*What you should do:* Reproduce the records below in full and exactly, without their images.

(Stored data)
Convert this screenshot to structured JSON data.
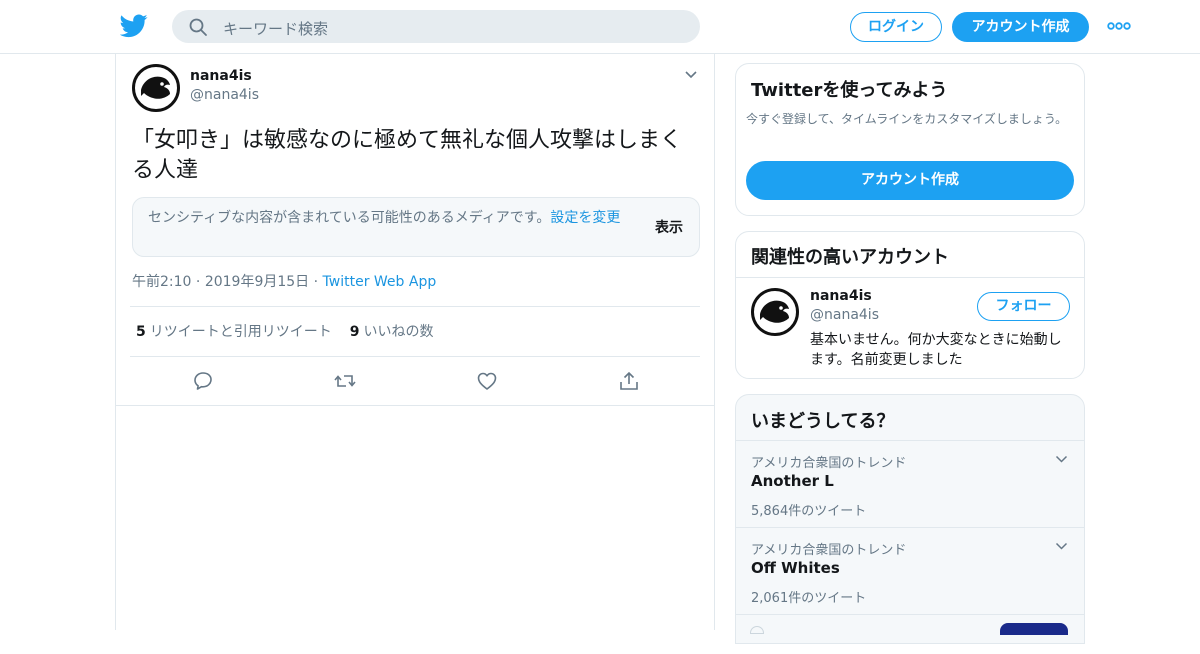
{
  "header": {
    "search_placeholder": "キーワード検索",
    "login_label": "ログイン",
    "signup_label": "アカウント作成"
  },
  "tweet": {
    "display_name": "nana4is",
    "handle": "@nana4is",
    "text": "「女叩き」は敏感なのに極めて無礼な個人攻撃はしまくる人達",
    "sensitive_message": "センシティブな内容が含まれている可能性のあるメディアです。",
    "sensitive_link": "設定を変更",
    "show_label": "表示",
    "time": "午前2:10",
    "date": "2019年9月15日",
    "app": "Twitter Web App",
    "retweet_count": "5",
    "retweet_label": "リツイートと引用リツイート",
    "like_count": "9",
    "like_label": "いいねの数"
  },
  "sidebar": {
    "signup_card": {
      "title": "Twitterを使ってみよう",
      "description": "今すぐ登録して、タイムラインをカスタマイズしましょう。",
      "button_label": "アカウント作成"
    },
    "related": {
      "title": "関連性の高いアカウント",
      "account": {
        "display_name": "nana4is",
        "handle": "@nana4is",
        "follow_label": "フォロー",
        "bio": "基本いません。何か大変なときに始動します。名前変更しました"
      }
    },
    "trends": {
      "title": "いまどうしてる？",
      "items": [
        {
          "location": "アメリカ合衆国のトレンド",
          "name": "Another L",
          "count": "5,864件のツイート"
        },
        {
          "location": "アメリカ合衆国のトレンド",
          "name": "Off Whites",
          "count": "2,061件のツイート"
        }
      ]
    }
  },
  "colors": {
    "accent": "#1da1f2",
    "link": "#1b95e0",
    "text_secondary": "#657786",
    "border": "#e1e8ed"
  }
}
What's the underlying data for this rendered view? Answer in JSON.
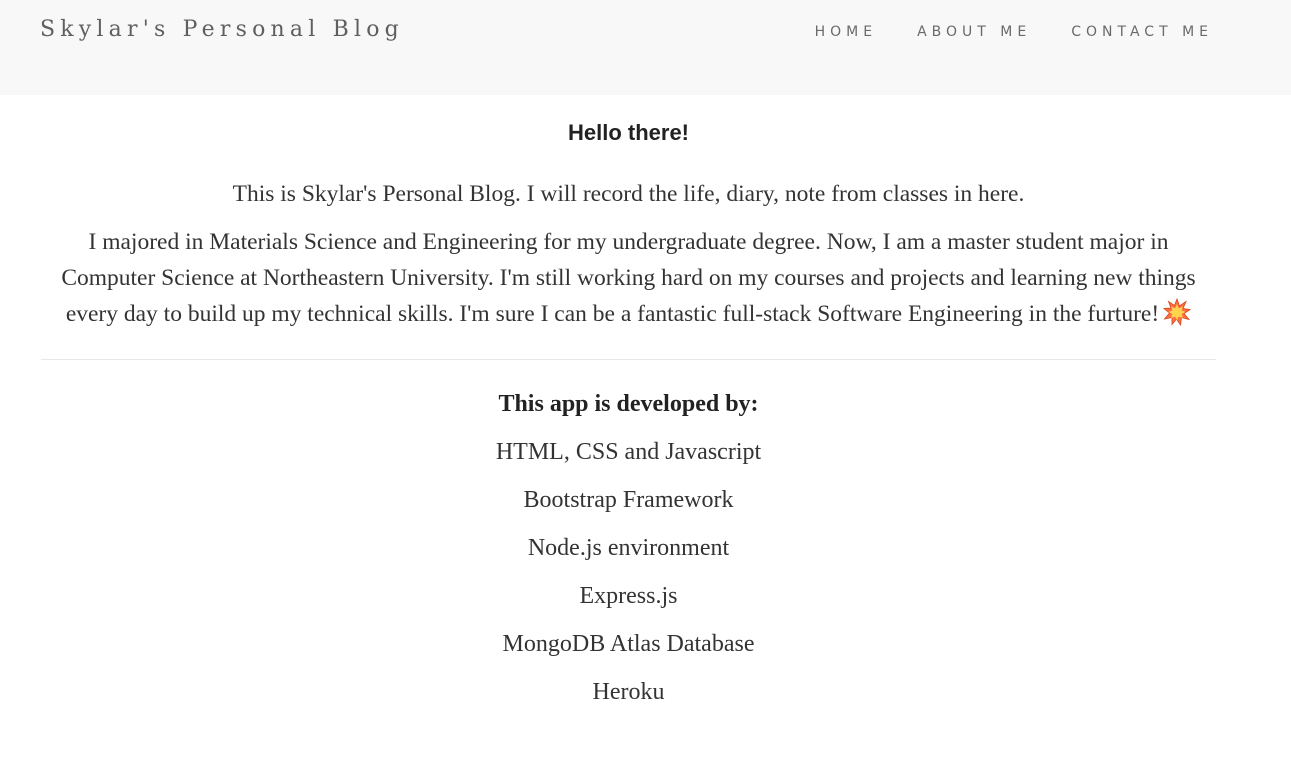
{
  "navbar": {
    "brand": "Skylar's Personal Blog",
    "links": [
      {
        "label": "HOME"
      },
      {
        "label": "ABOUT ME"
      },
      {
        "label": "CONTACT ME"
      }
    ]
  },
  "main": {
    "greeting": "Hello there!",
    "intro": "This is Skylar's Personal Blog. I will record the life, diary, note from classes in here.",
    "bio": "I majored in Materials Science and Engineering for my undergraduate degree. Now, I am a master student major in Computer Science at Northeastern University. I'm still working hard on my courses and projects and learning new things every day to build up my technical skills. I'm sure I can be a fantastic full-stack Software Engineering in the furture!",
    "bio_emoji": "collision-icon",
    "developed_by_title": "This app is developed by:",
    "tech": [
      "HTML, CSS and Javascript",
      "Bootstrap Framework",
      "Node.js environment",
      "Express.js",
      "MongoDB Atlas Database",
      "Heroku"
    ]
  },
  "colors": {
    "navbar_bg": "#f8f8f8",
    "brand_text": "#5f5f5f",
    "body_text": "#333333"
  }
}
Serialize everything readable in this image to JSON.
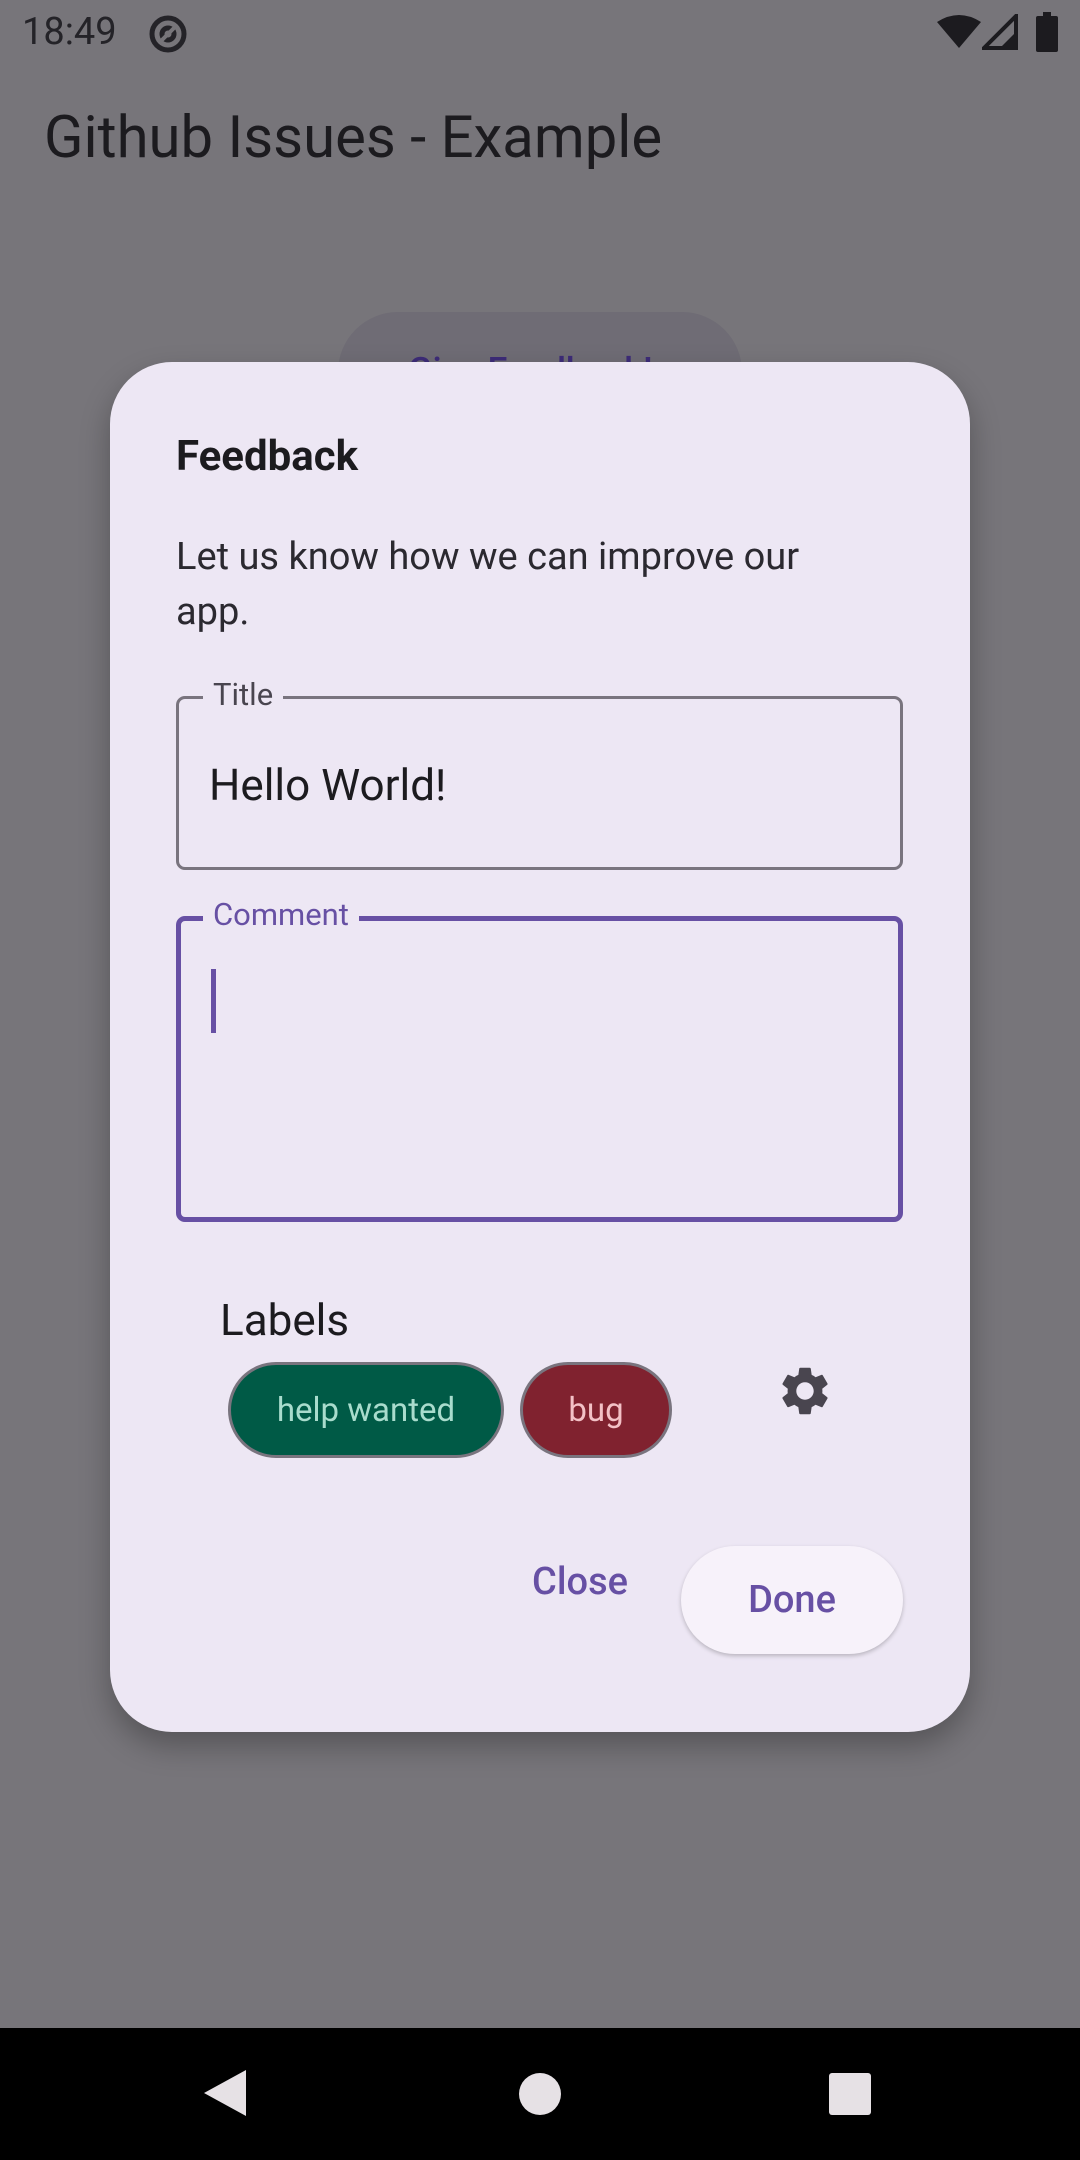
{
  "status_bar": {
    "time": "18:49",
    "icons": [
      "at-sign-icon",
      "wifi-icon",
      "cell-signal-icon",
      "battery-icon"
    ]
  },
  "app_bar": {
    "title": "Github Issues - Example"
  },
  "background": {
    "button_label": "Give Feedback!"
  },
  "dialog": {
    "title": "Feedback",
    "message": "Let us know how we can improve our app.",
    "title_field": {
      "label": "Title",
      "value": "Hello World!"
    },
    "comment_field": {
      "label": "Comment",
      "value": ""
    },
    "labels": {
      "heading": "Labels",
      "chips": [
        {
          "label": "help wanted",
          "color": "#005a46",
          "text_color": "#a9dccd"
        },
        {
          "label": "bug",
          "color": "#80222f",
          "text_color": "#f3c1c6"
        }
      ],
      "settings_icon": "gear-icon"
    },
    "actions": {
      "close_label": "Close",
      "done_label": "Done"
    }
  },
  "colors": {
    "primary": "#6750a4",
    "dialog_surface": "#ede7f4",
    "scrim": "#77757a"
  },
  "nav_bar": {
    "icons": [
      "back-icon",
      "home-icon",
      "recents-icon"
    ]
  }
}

*Result for this exercise:*
Convert this screenshot to structured JSON data.
{
  "header": {
    "search_placeholder": "キーワード検索",
    "login_label": "ログイン",
    "signup_label": "アカウント作成"
  },
  "tweet": {
    "display_name": "nana4is",
    "handle": "@nana4is",
    "text": "「女叩き」は敏感なのに極めて無礼な個人攻撃はしまくる人達",
    "sensitive_message": "センシティブな内容が含まれている可能性のあるメディアです。",
    "sensitive_link": "設定を変更",
    "show_label": "表示",
    "time": "午前2:10",
    "date": "2019年9月15日",
    "app": "Twitter Web App",
    "retweet_count": "5",
    "retweet_label": "リツイートと引用リツイート",
    "like_count": "9",
    "like_label": "いいねの数"
  },
  "sidebar": {
    "signup_card": {
      "title": "Twitterを使ってみよう",
      "description": "今すぐ登録して、タイムラインをカスタマイズしましょう。",
      "button_label": "アカウント作成"
    },
    "related": {
      "title": "関連性の高いアカウント",
      "account": {
        "display_name": "nana4is",
        "handle": "@nana4is",
        "follow_label": "フォロー",
        "bio": "基本いません。何か大変なときに始動します。名前変更しました"
      }
    },
    "trends": {
      "title": "いまどうしてる？",
      "items": [
        {
          "location": "アメリカ合衆国のトレンド",
          "name": "Another L",
          "count": "5,864件のツイート"
        },
        {
          "location": "アメリカ合衆国のトレンド",
          "name": "Off Whites",
          "count": "2,061件のツイート"
        }
      ]
    }
  },
  "colors": {
    "accent": "#1da1f2",
    "link": "#1b95e0",
    "text_secondary": "#657786",
    "border": "#e1e8ed"
  }
}
What's the underlying data for this rendered view? Answer in JSON.
{
  "navbar": {
    "brand": "Skylar's Personal Blog",
    "links": [
      {
        "label": "HOME"
      },
      {
        "label": "ABOUT ME"
      },
      {
        "label": "CONTACT ME"
      }
    ]
  },
  "main": {
    "greeting": "Hello there!",
    "intro": "This is Skylar's Personal Blog. I will record the life, diary, note from classes in here.",
    "bio": "I majored in Materials Science and Engineering for my undergraduate degree. Now, I am a master student major in Computer Science at Northeastern University. I'm still working hard on my courses and projects and learning new things every day to build up my technical skills. I'm sure I can be a fantastic full-stack Software Engineering in the furture!",
    "bio_emoji": "collision-icon",
    "developed_by_title": "This app is developed by:",
    "tech": [
      "HTML, CSS and Javascript",
      "Bootstrap Framework",
      "Node.js environment",
      "Express.js",
      "MongoDB Atlas Database",
      "Heroku"
    ]
  },
  "colors": {
    "navbar_bg": "#f8f8f8",
    "brand_text": "#5f5f5f",
    "body_text": "#333333"
  }
}
Serialize everything readable in this image to JSON.
{
  "status_bar": {
    "time": "18:49",
    "icons": [
      "at-sign-icon",
      "wifi-icon",
      "cell-signal-icon",
      "battery-icon"
    ]
  },
  "app_bar": {
    "title": "Github Issues - Example"
  },
  "background": {
    "button_label": "Give Feedback!"
  },
  "dialog": {
    "title": "Feedback",
    "message": "Let us know how we can improve our app.",
    "title_field": {
      "label": "Title",
      "value": "Hello World!"
    },
    "comment_field": {
      "label": "Comment",
      "value": ""
    },
    "labels": {
      "heading": "Labels",
      "chips": [
        {
          "label": "help wanted",
          "color": "#005a46",
          "text_color": "#a9dccd"
        },
        {
          "label": "bug",
          "color": "#80222f",
          "text_color": "#f3c1c6"
        }
      ],
      "settings_icon": "gear-icon"
    },
    "actions": {
      "close_label": "Close",
      "done_label": "Done"
    }
  },
  "colors": {
    "primary": "#6750a4",
    "dialog_surface": "#ede7f4",
    "scrim": "#77757a"
  },
  "nav_bar": {
    "icons": [
      "back-icon",
      "home-icon",
      "recents-icon"
    ]
  }
}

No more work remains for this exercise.